*指示 1:* 桜の品種を紹介する次の提示文を、一字も変えずに全文書き写してください。

*提示文:*
緋桜という名前からも伺えるとおり、緋色(黄色みがかった鮮やかな赤色)が美しく、ベルのような形をした花が特徴的な品種です。
寒緋桜はその散り方も特徴的。花びらが散るのではなく、花首からぽとりと落ちるように散るおもしろい桜です。
日本各地でよく見かける桜
次に、日本各地で見かける有名な桜の品種を6種類紹介します。
染井吉野(ソメイヨシノ)
【花形】一重咲き
【花の色】淡いピンク色
【開花時期】3月下旬~4月上旬
【交配】大島桜×江戸彼岸桜
日本の桜の約8割を占めるのが染井吉野。その名を知らない人はおそらくいないでしょう。気象庁が桜の開花を宣言する際に指標とするのもこの染井吉野です。
江戸時代末期~明治初期頃に現在の東京都豊島区にあたる染井村で育てられた桜が、当時桜の名所であった奈良県の吉野山にちなんで名付けられたとされています。
八重桜(ヤエザクラ)
【花形】八重咲き
【花の色】品種により異なる
【開花時期】品種により異なる
「八重桜」は品種名ではなく、八重咲きの桜の総称です。ボリューム感のある花は豪華で魅力的なので、地植えや盆栽などでも人気です。

*指示 2:* 記録のうち「- series-line-mod-h-w: [436, 506, 1834, 1366]」を含む行から「- y-tick-label: 800: [240, 655, 341, 723]」を含む行までを、「x-tick-label」を「x-axis-tick」に置き換え、それ以外は変更せずに再掲してください。

*提示情報:*
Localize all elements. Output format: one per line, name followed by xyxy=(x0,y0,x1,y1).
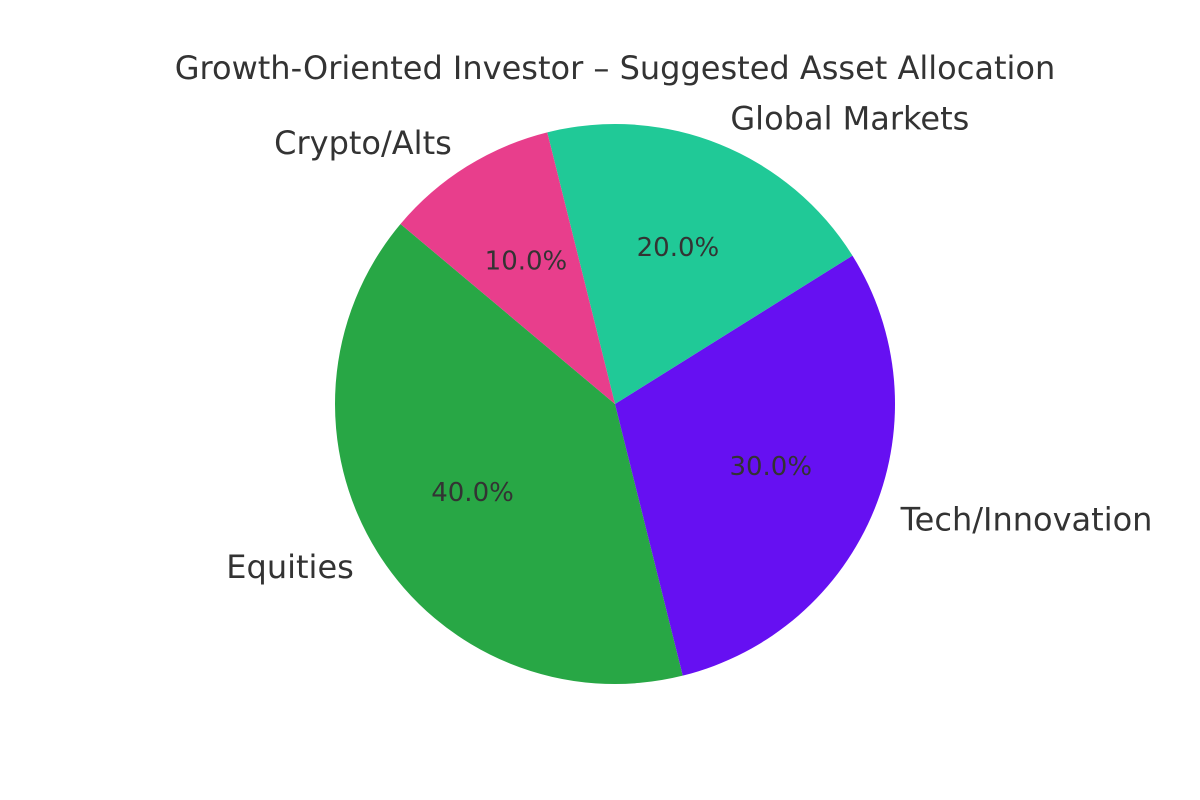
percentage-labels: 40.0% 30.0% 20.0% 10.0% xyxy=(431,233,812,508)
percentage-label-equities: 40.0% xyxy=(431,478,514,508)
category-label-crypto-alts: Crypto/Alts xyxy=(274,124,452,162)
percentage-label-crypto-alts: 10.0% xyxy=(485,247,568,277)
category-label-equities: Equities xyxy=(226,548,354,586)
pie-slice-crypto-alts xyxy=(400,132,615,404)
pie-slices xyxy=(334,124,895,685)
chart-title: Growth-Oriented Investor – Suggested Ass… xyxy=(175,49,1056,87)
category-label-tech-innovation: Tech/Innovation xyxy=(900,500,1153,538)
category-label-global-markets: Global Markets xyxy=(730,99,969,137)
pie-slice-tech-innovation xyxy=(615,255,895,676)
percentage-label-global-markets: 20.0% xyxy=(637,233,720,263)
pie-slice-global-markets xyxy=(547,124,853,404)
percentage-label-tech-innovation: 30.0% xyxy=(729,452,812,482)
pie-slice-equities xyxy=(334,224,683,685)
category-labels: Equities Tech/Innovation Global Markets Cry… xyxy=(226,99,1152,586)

==

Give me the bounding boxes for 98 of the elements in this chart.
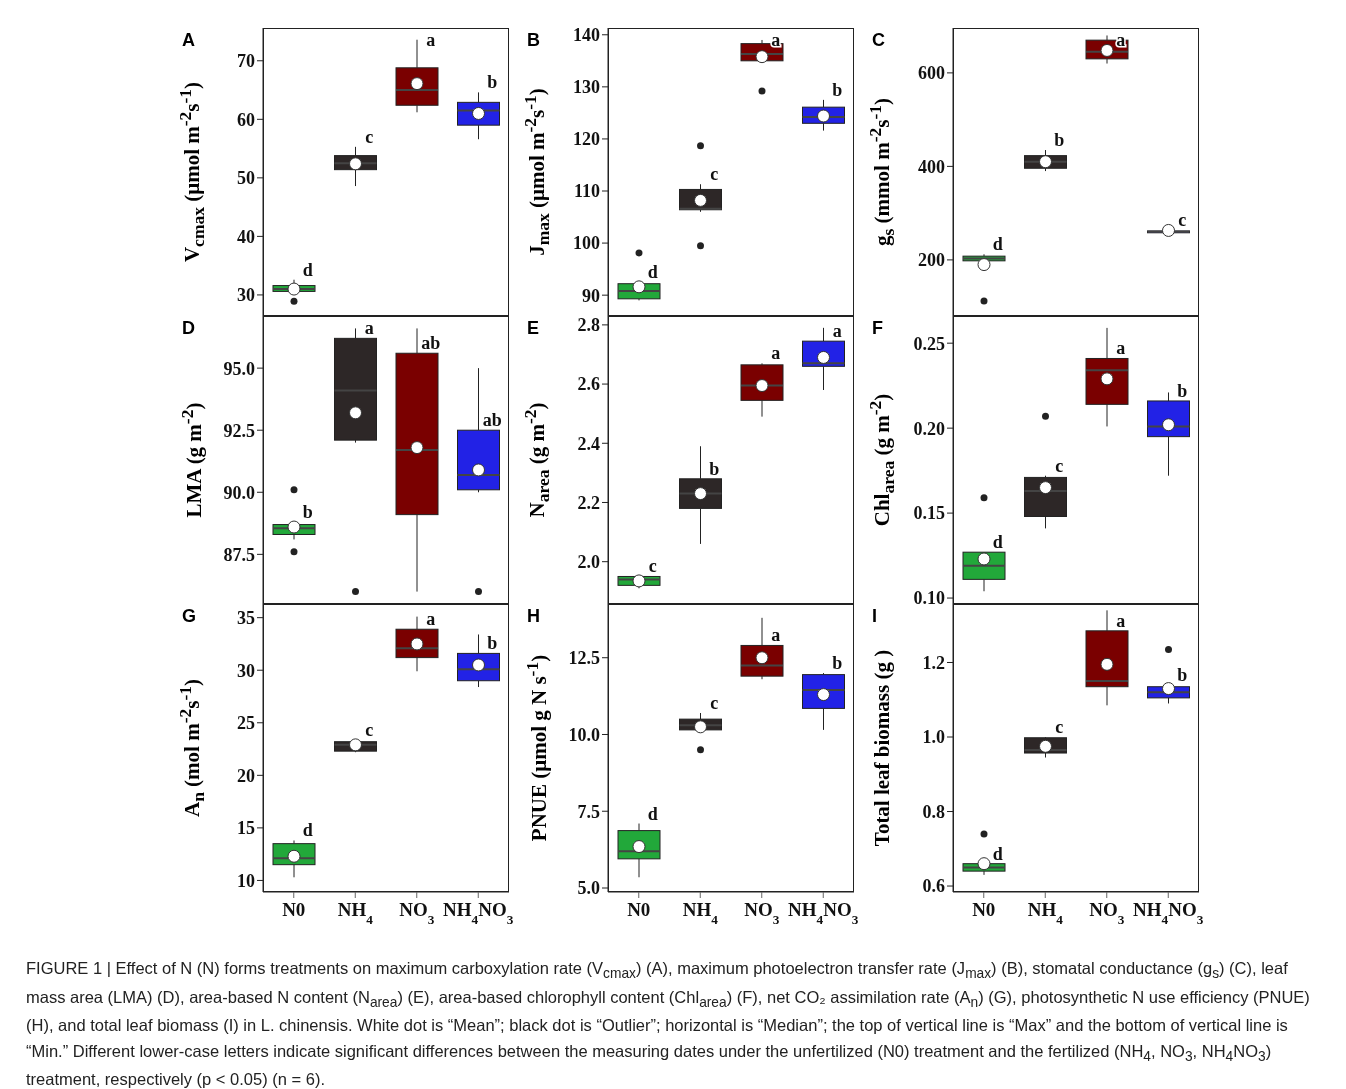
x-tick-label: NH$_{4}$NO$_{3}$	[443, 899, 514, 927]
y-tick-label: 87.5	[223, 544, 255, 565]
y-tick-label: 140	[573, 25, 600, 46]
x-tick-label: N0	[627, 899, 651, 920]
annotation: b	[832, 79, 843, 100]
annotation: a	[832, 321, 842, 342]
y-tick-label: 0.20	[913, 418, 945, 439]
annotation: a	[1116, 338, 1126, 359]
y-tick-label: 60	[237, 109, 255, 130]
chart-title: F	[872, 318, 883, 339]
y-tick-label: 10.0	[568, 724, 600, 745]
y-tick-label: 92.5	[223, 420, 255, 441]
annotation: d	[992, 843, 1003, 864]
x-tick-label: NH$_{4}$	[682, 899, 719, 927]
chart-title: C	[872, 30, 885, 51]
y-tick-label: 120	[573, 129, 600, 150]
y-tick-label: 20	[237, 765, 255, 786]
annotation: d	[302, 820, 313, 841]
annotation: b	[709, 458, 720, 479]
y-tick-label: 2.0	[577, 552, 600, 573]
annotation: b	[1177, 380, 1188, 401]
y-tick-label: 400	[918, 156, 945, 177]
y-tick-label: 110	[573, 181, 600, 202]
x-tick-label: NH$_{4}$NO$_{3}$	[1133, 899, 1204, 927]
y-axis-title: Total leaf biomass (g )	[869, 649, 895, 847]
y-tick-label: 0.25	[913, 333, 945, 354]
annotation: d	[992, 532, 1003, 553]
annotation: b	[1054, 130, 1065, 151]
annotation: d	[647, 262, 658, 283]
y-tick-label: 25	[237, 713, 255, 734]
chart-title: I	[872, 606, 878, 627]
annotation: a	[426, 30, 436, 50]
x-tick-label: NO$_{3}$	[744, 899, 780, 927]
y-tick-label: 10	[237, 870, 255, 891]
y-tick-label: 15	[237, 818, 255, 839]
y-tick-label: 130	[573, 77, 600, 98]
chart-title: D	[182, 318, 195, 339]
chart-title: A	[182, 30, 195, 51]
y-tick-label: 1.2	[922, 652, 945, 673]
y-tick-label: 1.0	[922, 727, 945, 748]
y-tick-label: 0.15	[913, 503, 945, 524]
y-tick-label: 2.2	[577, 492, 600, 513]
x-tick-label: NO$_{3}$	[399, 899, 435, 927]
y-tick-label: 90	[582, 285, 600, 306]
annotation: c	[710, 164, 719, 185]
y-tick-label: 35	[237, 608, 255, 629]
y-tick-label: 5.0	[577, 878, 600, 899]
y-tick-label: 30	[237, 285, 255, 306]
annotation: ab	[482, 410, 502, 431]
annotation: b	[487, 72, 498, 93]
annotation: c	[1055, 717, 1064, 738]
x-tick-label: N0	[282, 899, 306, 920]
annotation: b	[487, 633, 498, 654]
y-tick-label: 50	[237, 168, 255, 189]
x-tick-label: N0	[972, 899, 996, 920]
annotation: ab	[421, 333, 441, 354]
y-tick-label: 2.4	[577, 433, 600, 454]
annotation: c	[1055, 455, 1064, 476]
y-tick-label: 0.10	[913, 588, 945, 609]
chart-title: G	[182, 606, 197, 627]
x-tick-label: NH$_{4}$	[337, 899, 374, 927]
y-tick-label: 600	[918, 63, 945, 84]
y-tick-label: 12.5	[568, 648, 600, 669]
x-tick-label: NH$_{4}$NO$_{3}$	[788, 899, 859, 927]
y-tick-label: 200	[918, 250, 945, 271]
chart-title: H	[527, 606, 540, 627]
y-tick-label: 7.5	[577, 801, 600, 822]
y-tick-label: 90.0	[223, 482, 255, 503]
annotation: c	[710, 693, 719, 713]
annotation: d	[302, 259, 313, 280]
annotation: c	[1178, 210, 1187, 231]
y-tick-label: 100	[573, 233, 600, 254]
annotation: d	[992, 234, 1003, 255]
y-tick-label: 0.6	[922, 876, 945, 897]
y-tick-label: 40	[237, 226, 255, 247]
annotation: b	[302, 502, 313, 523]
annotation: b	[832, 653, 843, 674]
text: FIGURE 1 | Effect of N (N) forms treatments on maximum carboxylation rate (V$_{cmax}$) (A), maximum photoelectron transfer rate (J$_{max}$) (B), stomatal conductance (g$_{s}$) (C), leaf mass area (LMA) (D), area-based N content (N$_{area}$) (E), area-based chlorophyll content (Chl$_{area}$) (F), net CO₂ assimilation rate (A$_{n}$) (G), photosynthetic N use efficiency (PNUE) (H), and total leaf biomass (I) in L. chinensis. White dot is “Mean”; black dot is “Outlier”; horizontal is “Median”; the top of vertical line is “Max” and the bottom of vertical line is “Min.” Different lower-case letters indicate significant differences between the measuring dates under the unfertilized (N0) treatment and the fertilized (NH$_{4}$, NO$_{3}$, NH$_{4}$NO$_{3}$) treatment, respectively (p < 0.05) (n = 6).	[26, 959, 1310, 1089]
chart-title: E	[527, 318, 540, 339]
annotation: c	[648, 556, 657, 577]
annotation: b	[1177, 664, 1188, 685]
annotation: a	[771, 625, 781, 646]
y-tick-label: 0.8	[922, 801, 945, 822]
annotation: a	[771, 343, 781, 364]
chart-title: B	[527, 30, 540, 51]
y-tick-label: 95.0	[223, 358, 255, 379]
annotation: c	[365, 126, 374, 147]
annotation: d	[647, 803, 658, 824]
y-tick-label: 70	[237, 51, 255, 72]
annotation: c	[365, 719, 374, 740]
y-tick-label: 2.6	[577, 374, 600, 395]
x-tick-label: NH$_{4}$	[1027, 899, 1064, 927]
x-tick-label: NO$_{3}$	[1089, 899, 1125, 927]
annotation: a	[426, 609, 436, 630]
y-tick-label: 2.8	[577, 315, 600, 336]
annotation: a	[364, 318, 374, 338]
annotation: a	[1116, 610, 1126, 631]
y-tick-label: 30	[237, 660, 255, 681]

---

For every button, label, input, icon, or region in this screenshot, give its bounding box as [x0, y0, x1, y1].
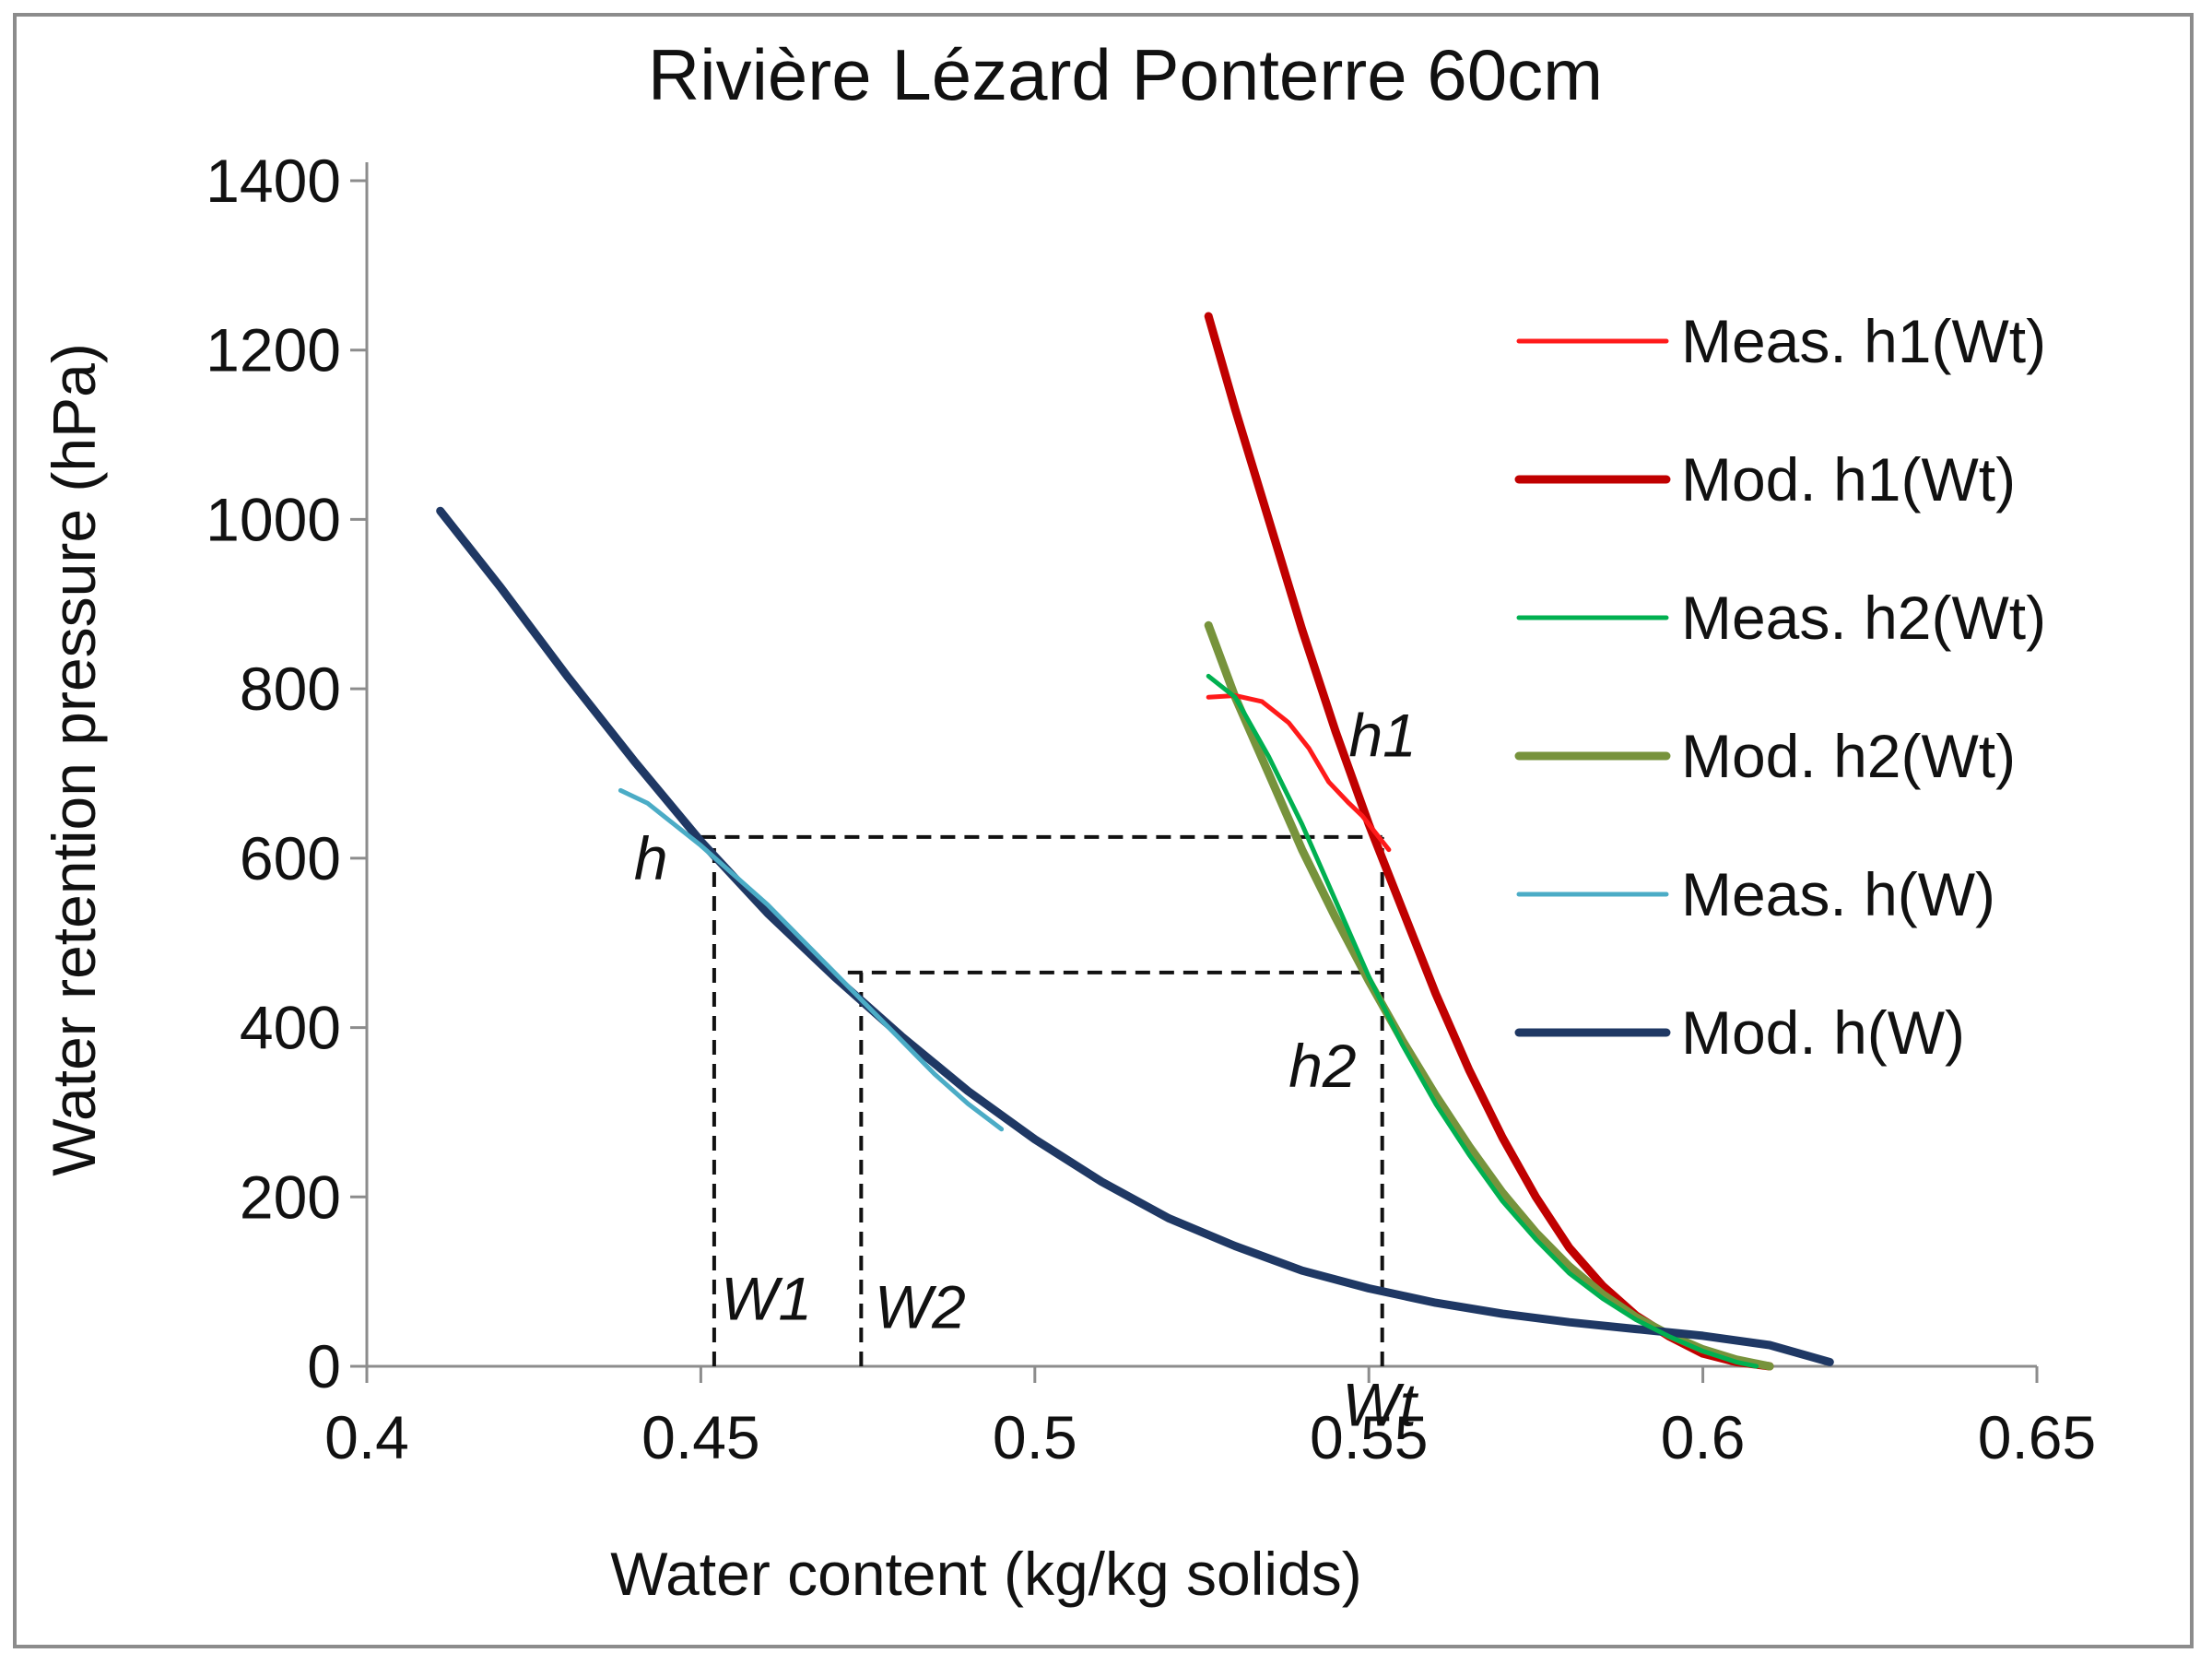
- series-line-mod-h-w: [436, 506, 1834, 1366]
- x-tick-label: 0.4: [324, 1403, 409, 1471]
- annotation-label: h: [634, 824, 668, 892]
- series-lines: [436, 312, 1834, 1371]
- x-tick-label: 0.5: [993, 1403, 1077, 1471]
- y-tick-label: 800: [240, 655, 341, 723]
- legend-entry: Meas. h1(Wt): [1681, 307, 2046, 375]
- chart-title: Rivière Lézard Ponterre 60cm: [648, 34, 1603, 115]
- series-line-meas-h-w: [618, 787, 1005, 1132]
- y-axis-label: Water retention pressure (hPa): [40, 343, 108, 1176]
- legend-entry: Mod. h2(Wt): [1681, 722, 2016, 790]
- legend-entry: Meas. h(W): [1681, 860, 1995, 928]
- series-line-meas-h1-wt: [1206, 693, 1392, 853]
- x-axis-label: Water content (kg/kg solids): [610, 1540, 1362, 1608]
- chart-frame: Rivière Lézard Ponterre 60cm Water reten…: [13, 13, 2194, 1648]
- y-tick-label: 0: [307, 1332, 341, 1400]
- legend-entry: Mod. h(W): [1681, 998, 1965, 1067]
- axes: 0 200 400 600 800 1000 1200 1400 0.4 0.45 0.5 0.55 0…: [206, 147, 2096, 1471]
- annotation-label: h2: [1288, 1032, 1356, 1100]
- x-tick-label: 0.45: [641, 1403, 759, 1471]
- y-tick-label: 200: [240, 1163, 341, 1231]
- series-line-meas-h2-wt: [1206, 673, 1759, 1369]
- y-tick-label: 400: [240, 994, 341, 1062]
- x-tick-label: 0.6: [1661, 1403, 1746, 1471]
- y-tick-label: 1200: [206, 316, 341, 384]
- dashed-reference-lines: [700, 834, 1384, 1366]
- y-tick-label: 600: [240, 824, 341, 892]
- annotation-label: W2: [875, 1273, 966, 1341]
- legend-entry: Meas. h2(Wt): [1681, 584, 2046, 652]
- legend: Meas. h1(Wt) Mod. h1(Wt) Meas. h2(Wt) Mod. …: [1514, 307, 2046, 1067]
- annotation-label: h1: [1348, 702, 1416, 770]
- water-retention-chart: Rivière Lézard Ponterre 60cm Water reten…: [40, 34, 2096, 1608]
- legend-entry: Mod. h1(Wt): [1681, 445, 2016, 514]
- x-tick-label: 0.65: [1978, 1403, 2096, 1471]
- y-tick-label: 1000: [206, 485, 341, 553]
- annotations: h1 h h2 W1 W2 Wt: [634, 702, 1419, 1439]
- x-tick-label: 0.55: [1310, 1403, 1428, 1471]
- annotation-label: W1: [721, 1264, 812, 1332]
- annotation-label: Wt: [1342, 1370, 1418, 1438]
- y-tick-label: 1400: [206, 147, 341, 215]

*解答例 1:*
緋桜という名前からも伺えるとおり、緋色(黄色みがかった鮮やかな赤色)が美しく、ベルのような形をした花が特徴的な品種です。
寒緋桜はその散り方も特徴的。花びらが散るのではなく、花首からぽとりと落ちるように散るおもしろい桜です。
日本各地でよく見かける桜
次に、日本各地で見かける有名な桜の品種を6種類紹介します。
染井吉野(ソメイヨシノ)
【花形】一重咲き
【花の色】淡いピンク色
【開花時期】3月下旬~4月上旬
【交配】大島桜×江戸彼岸桜
日本の桜の約8割を占めるのが染井吉野。その名を知らない人はおそらくいないでしょう。気象庁が桜の開花を宣言する際に指標とするのもこの染井吉野です。
江戸時代末期~明治初期頃に現在の東京都豊島区にあたる染井村で育てられた桜が、当時桜の名所であった奈良県の吉野山にちなんで名付けられたとされています。
八重桜(ヤエザクラ)
【花形】八重咲き
【花の色】品種により異なる
【開花時期】品種により異なる
「八重桜」は品種名ではなく、八重咲きの桜の総称です。ボリューム感のある花は豪華で魅力的なので、地植えや盆栽などでも人気です。

*解答例 2:*
- series-line-mod-h-w: [436, 506, 1834, 1366]
- x-axis-tick: 0.4: [324, 1403, 409, 1471]
- annotation-label: h: [634, 824, 668, 892]
- series-lines: [436, 312, 1834, 1371]
- x-axis-tick: 0.5: [993, 1403, 1077, 1471]
- y-tick-label: 800: [240, 655, 341, 723]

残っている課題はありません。